→ **The request**
Give every line from the entries that contains "screenshot".

>> begin Data shown

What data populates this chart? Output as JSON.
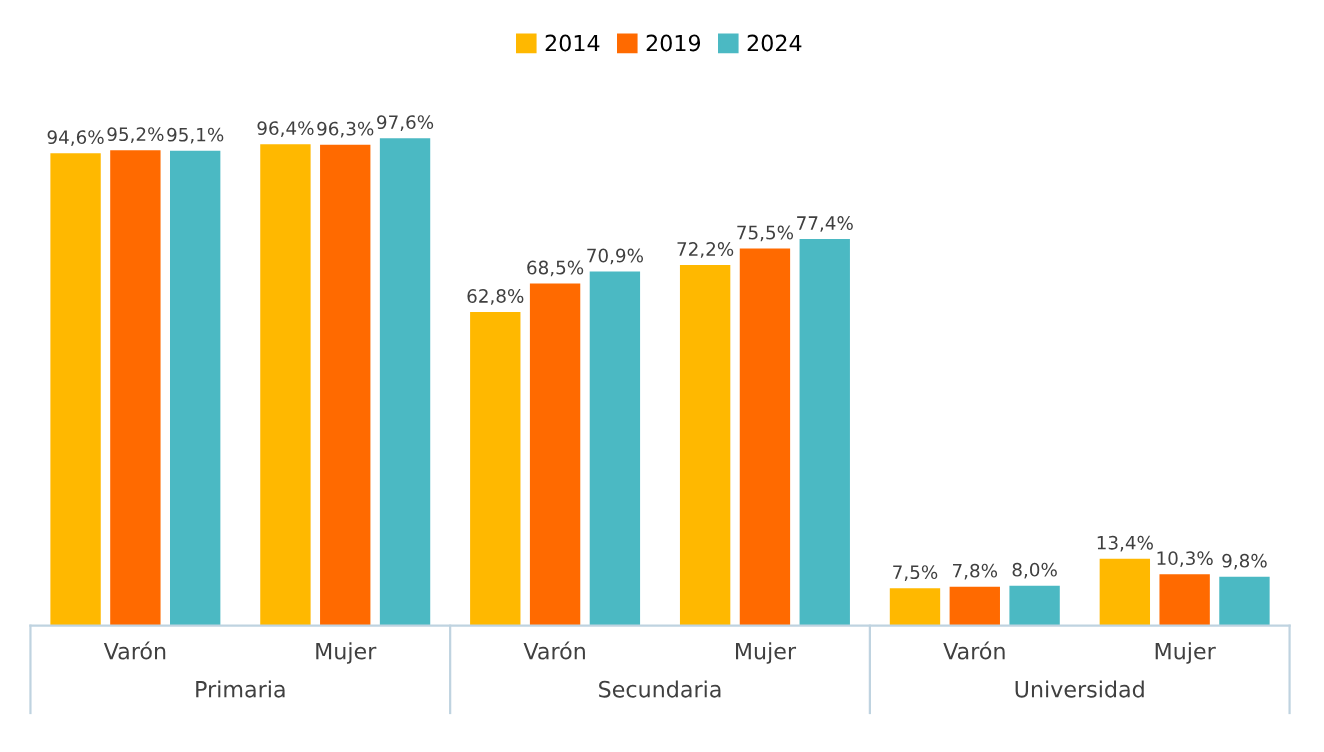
{
  "chart_data": {
    "type": "bar",
    "categories": [
      "Varón",
      "Mujer",
      "Varón",
      "Mujer",
      "Varón",
      "Mujer"
    ],
    "annotations": [
      "Primaria",
      "Secundaria",
      "Universidad"
    ],
    "series": [
      {
        "name": "2014",
        "color": "#ffb800",
        "values": [
          94.6,
          96.4,
          62.8,
          72.2,
          7.5,
          13.4
        ],
        "value_labels": [
          "94,6%",
          "96,4%",
          "62,8%",
          "72,2%",
          "7,5%",
          "13,4%"
        ]
      },
      {
        "name": "2019",
        "color": "#ff6a00",
        "values": [
          95.2,
          96.3,
          68.5,
          75.5,
          7.8,
          10.3
        ],
        "value_labels": [
          "95,2%",
          "96,3%",
          "68,5%",
          "75,5%",
          "7,8%",
          "10,3%"
        ]
      },
      {
        "name": "2024",
        "color": "#4bb9c3",
        "values": [
          95.1,
          97.6,
          70.9,
          77.4,
          8.0,
          9.8
        ],
        "value_labels": [
          "95,1%",
          "97,6%",
          "70,9%",
          "77,4%",
          "8,0%",
          "9,8%"
        ]
      }
    ],
    "legend": "top",
    "grid": false
  }
}
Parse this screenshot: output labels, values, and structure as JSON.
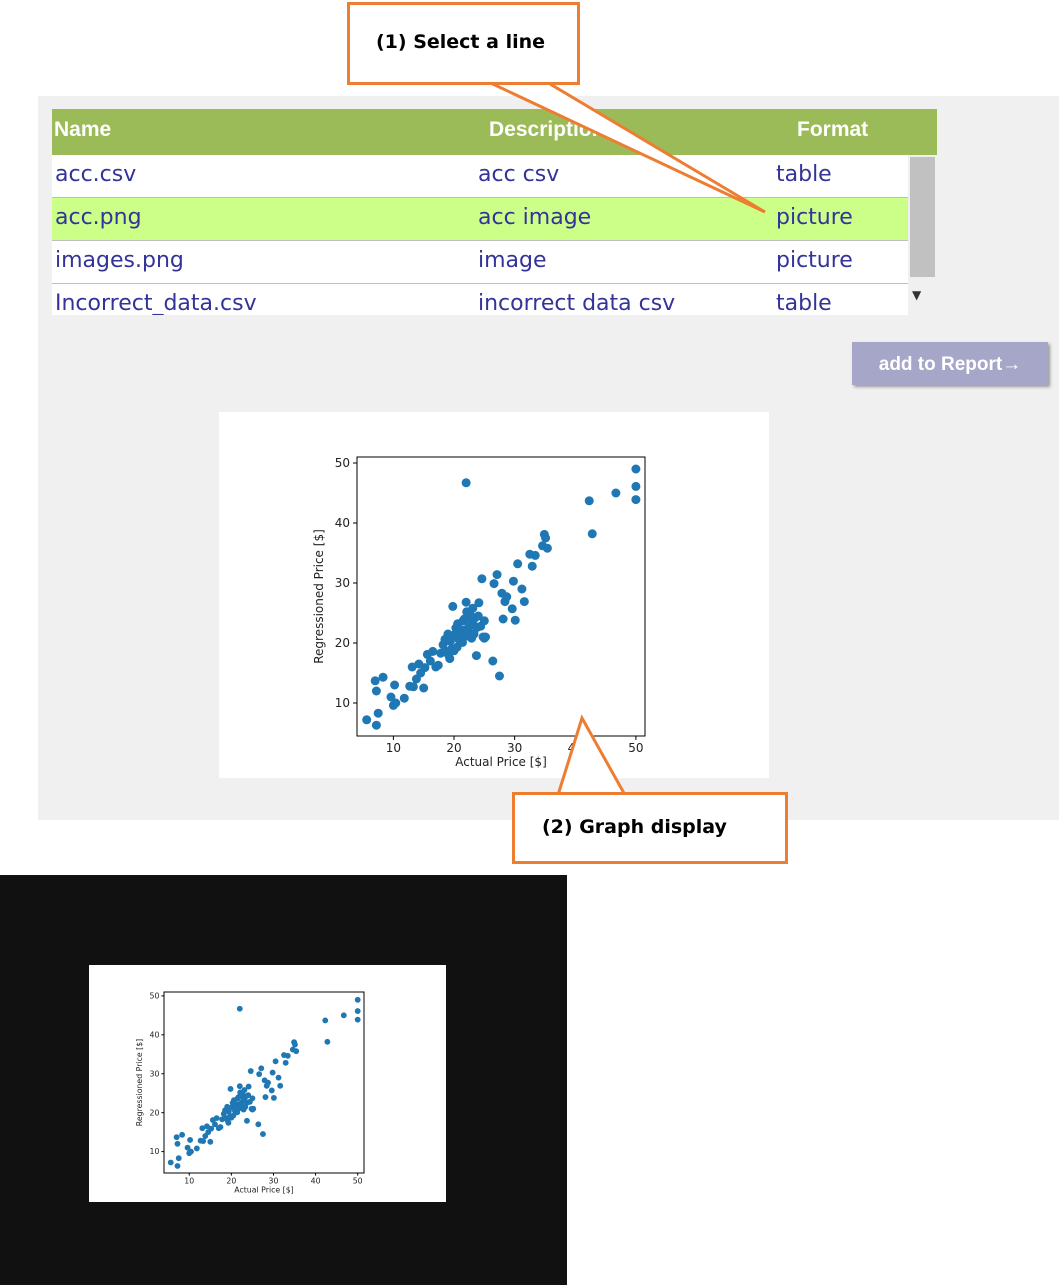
{
  "table": {
    "columns": [
      "Name",
      "Description",
      "Format"
    ],
    "rows": [
      {
        "name": "acc.csv",
        "description": "acc csv",
        "format": "table"
      },
      {
        "name": "acc.png",
        "description": "acc image",
        "format": "picture"
      },
      {
        "name": "images.png",
        "description": "image",
        "format": "picture"
      },
      {
        "name": "Incorrect_data.csv",
        "description": "incorrect data csv",
        "format": "table"
      }
    ],
    "selected_row": 1
  },
  "add_report_button": "add to Report→",
  "callouts": {
    "step1": "(1) Select a line",
    "step2": "(2) Graph display"
  },
  "colors": {
    "header_bg": "#9bbb59",
    "selected_row_bg": "#ccff88",
    "callout_border": "#ed7d31",
    "marker": "#1f77b4"
  },
  "chart_data": {
    "type": "scatter",
    "xlabel": "Actual Price [$]",
    "ylabel": "Regressioned Price [$]",
    "xlim": [
      4,
      51.5
    ],
    "ylim": [
      4.5,
      51
    ],
    "xticks": [
      10,
      20,
      30,
      40,
      50
    ],
    "yticks": [
      10,
      20,
      30,
      40,
      50
    ],
    "x": [
      5.6,
      7.0,
      7.2,
      7.2,
      7.5,
      8.3,
      9.6,
      10.0,
      10.2,
      10.4,
      11.8,
      12.7,
      13.1,
      13.3,
      13.8,
      14.2,
      14.5,
      15.0,
      15.2,
      15.6,
      16.1,
      16.5,
      17.0,
      17.4,
      17.8,
      18.2,
      18.5,
      18.7,
      19.0,
      19.1,
      19.3,
      19.4,
      19.6,
      19.8,
      20.0,
      20.1,
      20.3,
      20.5,
      20.6,
      20.8,
      21.0,
      21.2,
      21.4,
      21.5,
      21.7,
      21.7,
      21.9,
      22.0,
      22.1,
      22.2,
      22.3,
      22.5,
      22.6,
      22.8,
      22.9,
      23.0,
      23.1,
      23.2,
      23.3,
      23.5,
      23.7,
      23.8,
      24.0,
      24.1,
      24.4,
      24.6,
      24.8,
      25.0,
      25.0,
      25.2,
      26.4,
      26.6,
      27.1,
      27.5,
      27.9,
      28.1,
      28.4,
      28.7,
      29.6,
      29.8,
      30.1,
      30.5,
      31.2,
      31.6,
      32.5,
      32.9,
      33.4,
      34.6,
      34.9,
      35.1,
      35.4,
      42.3,
      42.8,
      46.7,
      50.0,
      50.0,
      50.0,
      22.0
    ],
    "y": [
      7.2,
      13.7,
      12.0,
      6.3,
      8.3,
      14.3,
      11.0,
      9.6,
      13.0,
      10.0,
      10.8,
      12.8,
      16.0,
      12.7,
      14.0,
      16.5,
      15.0,
      12.5,
      15.9,
      18.1,
      17.0,
      18.6,
      16.0,
      16.3,
      18.3,
      19.7,
      20.6,
      18.6,
      21.5,
      18.0,
      17.4,
      20.3,
      19.0,
      26.1,
      18.7,
      21.4,
      22.5,
      19.3,
      23.2,
      20.6,
      21.9,
      22.2,
      20.1,
      23.7,
      24.0,
      21.0,
      22.2,
      26.8,
      25.2,
      24.3,
      21.8,
      22.7,
      24.9,
      23.9,
      20.8,
      21.1,
      25.8,
      23.0,
      21.5,
      24.2,
      17.9,
      22.6,
      24.5,
      26.7,
      22.8,
      30.7,
      21.0,
      20.8,
      23.7,
      21.0,
      17.0,
      29.9,
      31.4,
      14.5,
      28.3,
      24.0,
      26.9,
      27.7,
      25.7,
      30.3,
      23.8,
      33.2,
      29.0,
      26.9,
      34.8,
      32.8,
      34.6,
      36.2,
      38.1,
      37.5,
      35.8,
      43.7,
      38.2,
      45.0,
      49.0,
      46.1,
      43.9,
      46.7
    ]
  }
}
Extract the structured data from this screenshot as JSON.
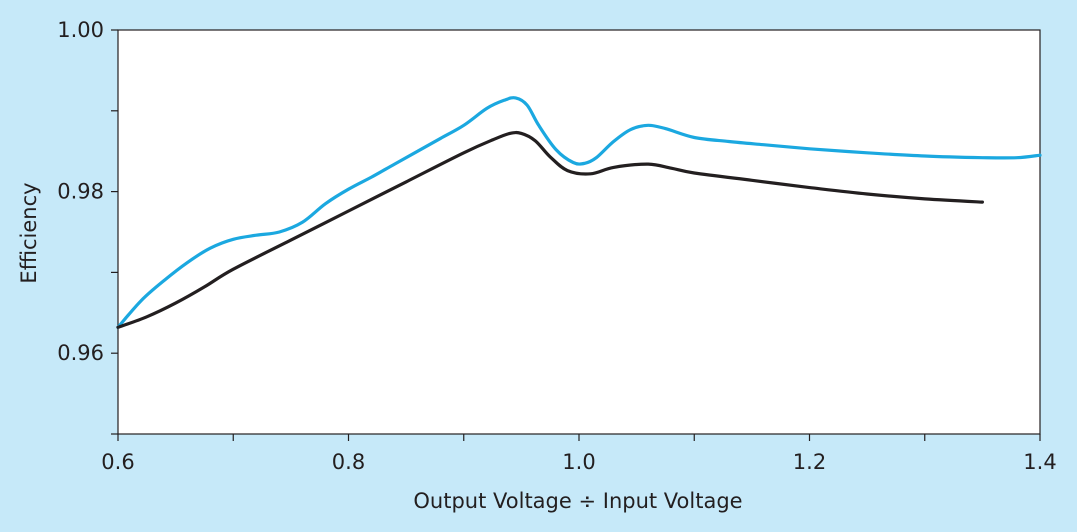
{
  "colors": {
    "background": "#c6e9f9",
    "plot_background": "#ffffff",
    "axis": "#231f20"
  },
  "chart_data": {
    "type": "line",
    "title": "",
    "xlabel": "Output Voltage ÷ Input Voltage",
    "ylabel": "Efficiency",
    "xlim": [
      0.6,
      1.4
    ],
    "ylim": [
      0.95,
      1.0
    ],
    "grid": false,
    "legend": "none",
    "x_ticks": [
      {
        "value": 0.6,
        "label": "0.6"
      },
      {
        "value": 0.7,
        "label": ""
      },
      {
        "value": 0.8,
        "label": "0.8"
      },
      {
        "value": 0.9,
        "label": ""
      },
      {
        "value": 1.0,
        "label": "1.0"
      },
      {
        "value": 1.1,
        "label": ""
      },
      {
        "value": 1.2,
        "label": "1.2"
      },
      {
        "value": 1.3,
        "label": ""
      },
      {
        "value": 1.4,
        "label": "1.4"
      }
    ],
    "y_ticks": [
      {
        "value": 0.95,
        "label": ""
      },
      {
        "value": 0.96,
        "label": "0.96"
      },
      {
        "value": 0.97,
        "label": ""
      },
      {
        "value": 0.98,
        "label": "0.98"
      },
      {
        "value": 0.99,
        "label": ""
      },
      {
        "value": 1.0,
        "label": "1.00"
      }
    ],
    "series": [
      {
        "color": "#1ba8e0",
        "points": [
          [
            0.6,
            0.9632
          ],
          [
            0.62,
            0.9665
          ],
          [
            0.64,
            0.969
          ],
          [
            0.66,
            0.9712
          ],
          [
            0.68,
            0.973
          ],
          [
            0.7,
            0.9741
          ],
          [
            0.72,
            0.9746
          ],
          [
            0.74,
            0.975
          ],
          [
            0.76,
            0.9762
          ],
          [
            0.78,
            0.9785
          ],
          [
            0.8,
            0.9803
          ],
          [
            0.82,
            0.9818
          ],
          [
            0.84,
            0.9834
          ],
          [
            0.86,
            0.985
          ],
          [
            0.88,
            0.9866
          ],
          [
            0.9,
            0.9882
          ],
          [
            0.92,
            0.9903
          ],
          [
            0.935,
            0.9913
          ],
          [
            0.945,
            0.9916
          ],
          [
            0.955,
            0.9907
          ],
          [
            0.965,
            0.9882
          ],
          [
            0.98,
            0.9852
          ],
          [
            0.995,
            0.9836
          ],
          [
            1.005,
            0.9835
          ],
          [
            1.015,
            0.9842
          ],
          [
            1.03,
            0.9862
          ],
          [
            1.045,
            0.9877
          ],
          [
            1.06,
            0.9882
          ],
          [
            1.075,
            0.9878
          ],
          [
            1.1,
            0.9867
          ],
          [
            1.13,
            0.9862
          ],
          [
            1.16,
            0.9858
          ],
          [
            1.2,
            0.9853
          ],
          [
            1.25,
            0.9848
          ],
          [
            1.3,
            0.9844
          ],
          [
            1.35,
            0.9842
          ],
          [
            1.38,
            0.9842
          ],
          [
            1.4,
            0.9845
          ]
        ]
      },
      {
        "color": "#231f20",
        "points": [
          [
            0.6,
            0.9632
          ],
          [
            0.625,
            0.9645
          ],
          [
            0.65,
            0.9662
          ],
          [
            0.675,
            0.9682
          ],
          [
            0.7,
            0.9704
          ],
          [
            0.75,
            0.974
          ],
          [
            0.8,
            0.9776
          ],
          [
            0.85,
            0.9812
          ],
          [
            0.9,
            0.9848
          ],
          [
            0.925,
            0.9864
          ],
          [
            0.94,
            0.9872
          ],
          [
            0.95,
            0.9872
          ],
          [
            0.962,
            0.9863
          ],
          [
            0.975,
            0.9843
          ],
          [
            0.99,
            0.9826
          ],
          [
            1.01,
            0.9822
          ],
          [
            1.03,
            0.983
          ],
          [
            1.06,
            0.9834
          ],
          [
            1.08,
            0.9829
          ],
          [
            1.1,
            0.9823
          ],
          [
            1.15,
            0.9814
          ],
          [
            1.2,
            0.9805
          ],
          [
            1.25,
            0.9797
          ],
          [
            1.3,
            0.9791
          ],
          [
            1.35,
            0.9787
          ]
        ]
      }
    ]
  }
}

>> end Data shown

→ **Solution**
Parse this screenshot: output labels, values, and structure as JSON.
Extract the structured data from this screenshot as JSON.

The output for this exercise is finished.